Your objective
Reproduce all the lines below exactly and omit the images.

Material supplied
■ ■ ■

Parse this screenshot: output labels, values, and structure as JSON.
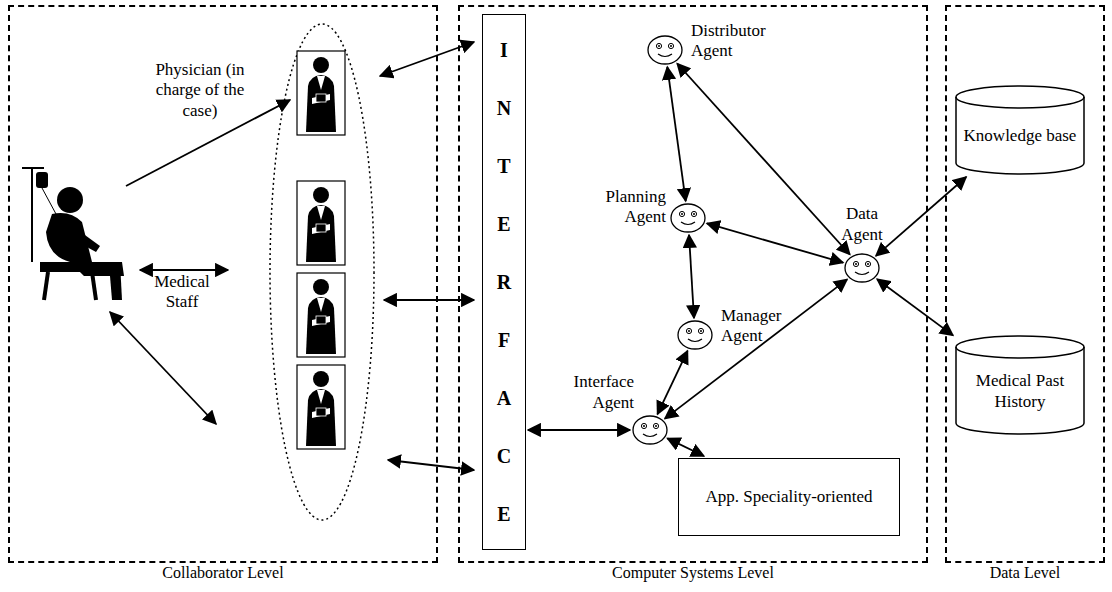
{
  "diagram": {
    "nodes": [
      {
        "text": [
          "Collaborator Level"
        ]
      },
      {
        "text": [
          "Computer Systems Level"
        ]
      },
      {
        "text": [
          "Data Level"
        ]
      },
      {
        "text": [
          "INTERFACE"
        ],
        "in": 1
      },
      {
        "text": [
          "Distributor Agent"
        ],
        "in": 1
      },
      {
        "text": [
          "Planning Agent"
        ],
        "in": 1
      },
      {
        "text": [
          "Data Agent"
        ],
        "in": 1
      },
      {
        "text": [
          "Manager Agent"
        ],
        "in": 1
      },
      {
        "text": [
          "Interface Agent"
        ],
        "in": 1
      },
      {
        "text": [
          "App. Speciality-oriented"
        ],
        "in": 1
      },
      {
        "text": [
          "Knowledge base"
        ],
        "in": 2
      },
      {
        "text": [
          "Medical Past History"
        ],
        "in": 2
      }
    ],
    "edges": [
      {
        "from": 3,
        "to": 8,
        "arrow": "both"
      },
      {
        "from": 4,
        "to": 5,
        "arrow": "both"
      },
      {
        "from": 4,
        "to": 6,
        "arrow": "both"
      },
      {
        "from": 5,
        "to": 6,
        "arrow": "both"
      },
      {
        "from": 5,
        "to": 7,
        "arrow": "both"
      },
      {
        "from": 7,
        "to": 8,
        "arrow": "both"
      },
      {
        "from": 8,
        "to": 6,
        "arrow": "both"
      },
      {
        "from": 8,
        "to": 9,
        "arrow": "both"
      },
      {
        "from": 6,
        "to": 10,
        "arrow": "both"
      },
      {
        "from": 6,
        "to": 11,
        "arrow": "both"
      }
    ],
    "labels": [
      "Physician (in charge of the case)",
      "Medical Staff"
    ]
  }
}
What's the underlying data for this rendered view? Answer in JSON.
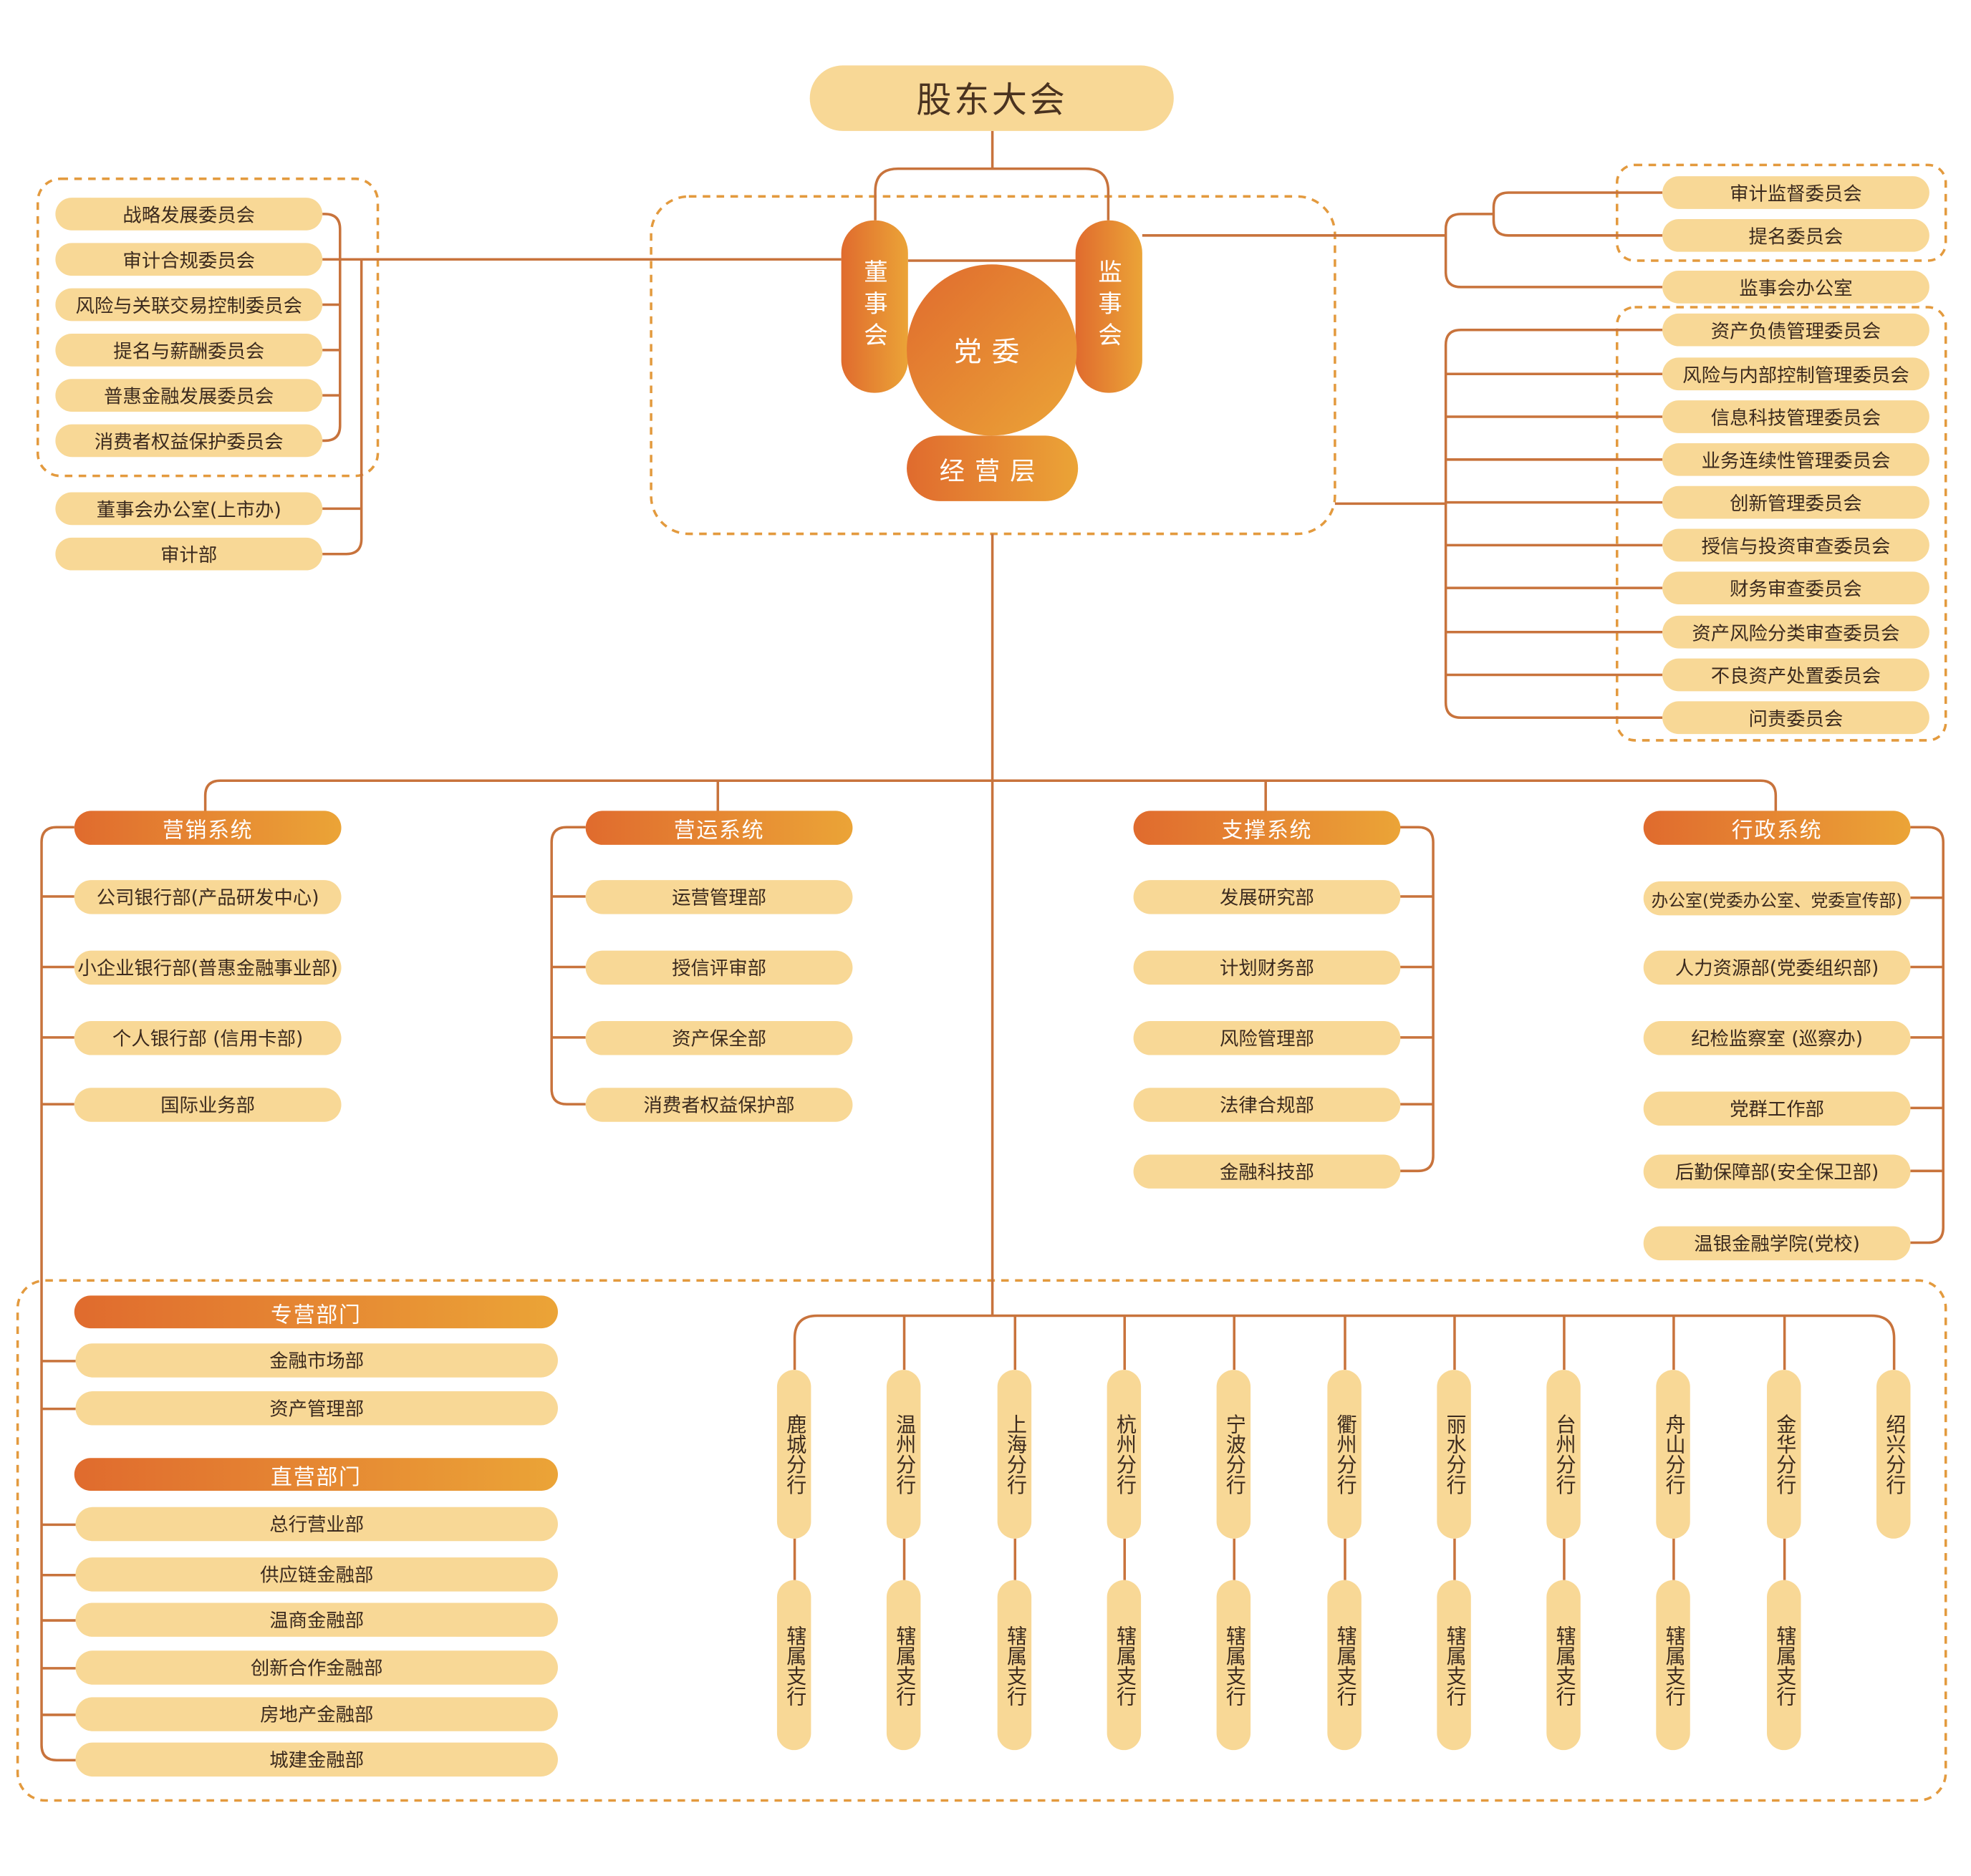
{
  "colors": {
    "pill": "#F8D896",
    "line": "#C8733C",
    "dash": "#E39A3E",
    "accent_gradient_start": "#E06B2E",
    "accent_gradient_end": "#EBA437"
  },
  "top": {
    "title": "股东大会"
  },
  "center": {
    "board": "董事会",
    "supervisors": "监事会",
    "party": "党委",
    "management": "经营层"
  },
  "board_committees": [
    "战略发展委员会",
    "审计合规委员会",
    "风险与关联交易控制委员会",
    "提名与薪酬委员会",
    "普惠金融发展委员会",
    "消费者权益保护委员会"
  ],
  "board_offices": [
    "董事会办公室(上市办)",
    "审计部"
  ],
  "supervisor_committees": [
    "审计监督委员会",
    "提名委员会"
  ],
  "supervisor_office": "监事会办公室",
  "management_committees": [
    "资产负债管理委员会",
    "风险与内部控制管理委员会",
    "信息科技管理委员会",
    "业务连续性管理委员会",
    "创新管理委员会",
    "授信与投资审查委员会",
    "财务审查委员会",
    "资产风险分类审查委员会",
    "不良资产处置委员会",
    "问责委员会"
  ],
  "systems": [
    {
      "title": "营销系统",
      "departments": [
        "公司银行部(产品研发中心)",
        "小企业银行部(普惠金融事业部)",
        "个人银行部 (信用卡部)",
        "国际业务部"
      ]
    },
    {
      "title": "营运系统",
      "departments": [
        "运营管理部",
        "授信评审部",
        "资产保全部",
        "消费者权益保护部"
      ]
    },
    {
      "title": "支撑系统",
      "departments": [
        "发展研究部",
        "计划财务部",
        "风险管理部",
        "法律合规部",
        "金融科技部"
      ]
    },
    {
      "title": "行政系统",
      "departments": [
        "办公室(党委办公室、党委宣传部)",
        "人力资源部(党委组织部)",
        "纪检监察室 (巡察办)",
        "党群工作部",
        "后勤保障部(安全保卫部)",
        "温银金融学院(党校)"
      ]
    }
  ],
  "specialized": {
    "title": "专营部门",
    "departments": [
      "金融市场部",
      "资产管理部"
    ]
  },
  "direct": {
    "title": "直营部门",
    "departments": [
      "总行营业部",
      "供应链金融部",
      "温商金融部",
      "创新合作金融部",
      "房地产金融部",
      "城建金融部"
    ]
  },
  "branches": [
    {
      "name": "鹿城分行",
      "sub": "辖属支行"
    },
    {
      "name": "温州分行",
      "sub": "辖属支行"
    },
    {
      "name": "上海分行",
      "sub": "辖属支行"
    },
    {
      "name": "杭州分行",
      "sub": "辖属支行"
    },
    {
      "name": "宁波分行",
      "sub": "辖属支行"
    },
    {
      "name": "衢州分行",
      "sub": "辖属支行"
    },
    {
      "name": "丽水分行",
      "sub": "辖属支行"
    },
    {
      "name": "台州分行",
      "sub": "辖属支行"
    },
    {
      "name": "舟山分行",
      "sub": "辖属支行"
    },
    {
      "name": "金华分行",
      "sub": "辖属支行"
    },
    {
      "name": "绍兴分行"
    }
  ]
}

■ ■ ■

Completed exercise
Parse this screenshot: output labels, values, and structure as JSON.
{
  "diagram": {
    "nodes": [
      {
        "text": [
          "Collaborator Level"
        ]
      },
      {
        "text": [
          "Computer Systems Level"
        ]
      },
      {
        "text": [
          "Data Level"
        ]
      },
      {
        "text": [
          "INTERFACE"
        ],
        "in": 1
      },
      {
        "text": [
          "Distributor Agent"
        ],
        "in": 1
      },
      {
        "text": [
          "Planning Agent"
        ],
        "in": 1
      },
      {
        "text": [
          "Data Agent"
        ],
        "in": 1
      },
      {
        "text": [
          "Manager Agent"
        ],
        "in": 1
      },
      {
        "text": [
          "Interface Agent"
        ],
        "in": 1
      },
      {
        "text": [
          "App. Speciality-oriented"
        ],
        "in": 1
      },
      {
        "text": [
          "Knowledge base"
        ],
        "in": 2
      },
      {
        "text": [
          "Medical Past History"
        ],
        "in": 2
      }
    ],
    "edges": [
      {
        "from": 3,
        "to": 8,
        "arrow": "both"
      },
      {
        "from": 4,
        "to": 5,
        "arrow": "both"
      },
      {
        "from": 4,
        "to": 6,
        "arrow": "both"
      },
      {
        "from": 5,
        "to": 6,
        "arrow": "both"
      },
      {
        "from": 5,
        "to": 7,
        "arrow": "both"
      },
      {
        "from": 7,
        "to": 8,
        "arrow": "both"
      },
      {
        "from": 8,
        "to": 6,
        "arrow": "both"
      },
      {
        "from": 8,
        "to": 9,
        "arrow": "both"
      },
      {
        "from": 6,
        "to": 10,
        "arrow": "both"
      },
      {
        "from": 6,
        "to": 11,
        "arrow": "both"
      }
    ],
    "labels": [
      "Physician (in charge of the case)",
      "Medical Staff"
    ]
  }
}
What's the underlying data for this rendered view? Answer in JSON.
{
  "colors": {
    "pill": "#F8D896",
    "line": "#C8733C",
    "dash": "#E39A3E",
    "accent_gradient_start": "#E06B2E",
    "accent_gradient_end": "#EBA437"
  },
  "top": {
    "title": "股东大会"
  },
  "center": {
    "board": "董事会",
    "supervisors": "监事会",
    "party": "党委",
    "management": "经营层"
  },
  "board_committees": [
    "战略发展委员会",
    "审计合规委员会",
    "风险与关联交易控制委员会",
    "提名与薪酬委员会",
    "普惠金融发展委员会",
    "消费者权益保护委员会"
  ],
  "board_offices": [
    "董事会办公室(上市办)",
    "审计部"
  ],
  "supervisor_committees": [
    "审计监督委员会",
    "提名委员会"
  ],
  "supervisor_office": "监事会办公室",
  "management_committees": [
    "资产负债管理委员会",
    "风险与内部控制管理委员会",
    "信息科技管理委员会",
    "业务连续性管理委员会",
    "创新管理委员会",
    "授信与投资审查委员会",
    "财务审查委员会",
    "资产风险分类审查委员会",
    "不良资产处置委员会",
    "问责委员会"
  ],
  "systems": [
    {
      "title": "营销系统",
      "departments": [
        "公司银行部(产品研发中心)",
        "小企业银行部(普惠金融事业部)",
        "个人银行部 (信用卡部)",
        "国际业务部"
      ]
    },
    {
      "title": "营运系统",
      "departments": [
        "运营管理部",
        "授信评审部",
        "资产保全部",
        "消费者权益保护部"
      ]
    },
    {
      "title": "支撑系统",
      "departments": [
        "发展研究部",
        "计划财务部",
        "风险管理部",
        "法律合规部",
        "金融科技部"
      ]
    },
    {
      "title": "行政系统",
      "departments": [
        "办公室(党委办公室、党委宣传部)",
        "人力资源部(党委组织部)",
        "纪检监察室 (巡察办)",
        "党群工作部",
        "后勤保障部(安全保卫部)",
        "温银金融学院(党校)"
      ]
    }
  ],
  "specialized": {
    "title": "专营部门",
    "departments": [
      "金融市场部",
      "资产管理部"
    ]
  },
  "direct": {
    "title": "直营部门",
    "departments": [
      "总行营业部",
      "供应链金融部",
      "温商金融部",
      "创新合作金融部",
      "房地产金融部",
      "城建金融部"
    ]
  },
  "branches": [
    {
      "name": "鹿城分行",
      "sub": "辖属支行"
    },
    {
      "name": "温州分行",
      "sub": "辖属支行"
    },
    {
      "name": "上海分行",
      "sub": "辖属支行"
    },
    {
      "name": "杭州分行",
      "sub": "辖属支行"
    },
    {
      "name": "宁波分行",
      "sub": "辖属支行"
    },
    {
      "name": "衢州分行",
      "sub": "辖属支行"
    },
    {
      "name": "丽水分行",
      "sub": "辖属支行"
    },
    {
      "name": "台州分行",
      "sub": "辖属支行"
    },
    {
      "name": "舟山分行",
      "sub": "辖属支行"
    },
    {
      "name": "金华分行",
      "sub": "辖属支行"
    },
    {
      "name": "绍兴分行"
    }
  ]
}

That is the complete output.